Extracted data entries =
————————
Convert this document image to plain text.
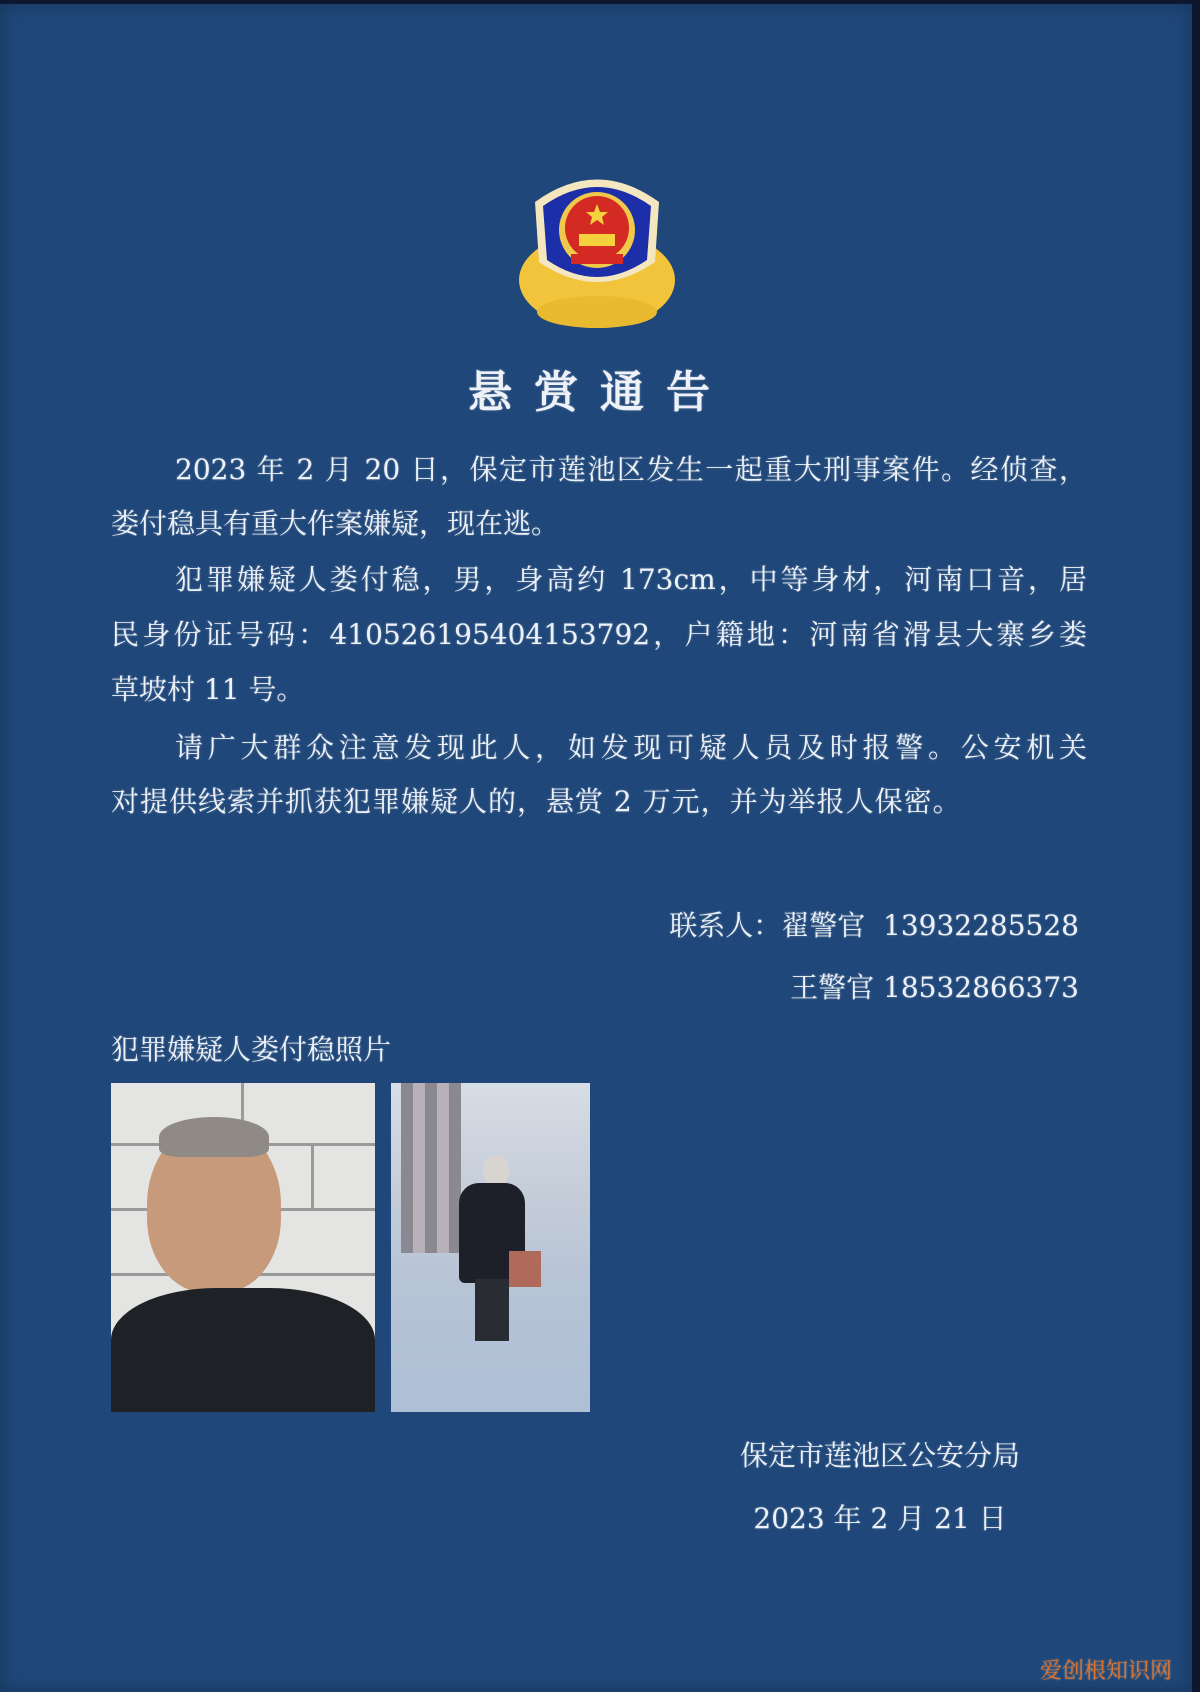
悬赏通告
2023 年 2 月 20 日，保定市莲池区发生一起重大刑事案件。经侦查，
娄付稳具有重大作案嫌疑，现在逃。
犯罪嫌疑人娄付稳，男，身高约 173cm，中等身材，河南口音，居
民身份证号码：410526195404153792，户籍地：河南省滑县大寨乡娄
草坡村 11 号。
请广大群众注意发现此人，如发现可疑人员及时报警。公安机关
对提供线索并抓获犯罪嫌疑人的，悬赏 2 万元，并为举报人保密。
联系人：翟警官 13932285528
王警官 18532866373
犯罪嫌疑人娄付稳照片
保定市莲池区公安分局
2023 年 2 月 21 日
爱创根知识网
————————
Stated task = Write every record out again exactly; no pictures belong in the copy.

Solved exercise =
Convert this document image to plain text.
悬赏通告
2023 年 2 月 20 日，保定市莲池区发生一起重大刑事案件。经侦查，
娄付稳具有重大作案嫌疑，现在逃。
犯罪嫌疑人娄付稳，男，身高约 173cm，中等身材，河南口音，居
民身份证号码：410526195404153792，户籍地：河南省滑县大寨乡娄
草坡村 11 号。
请广大群众注意发现此人，如发现可疑人员及时报警。公安机关
对提供线索并抓获犯罪嫌疑人的，悬赏 2 万元，并为举报人保密。
联系人：翟警官 13932285528
王警官 18532866373
犯罪嫌疑人娄付稳照片
保定市莲池区公安分局
2023 年 2 月 21 日
爱创根知识网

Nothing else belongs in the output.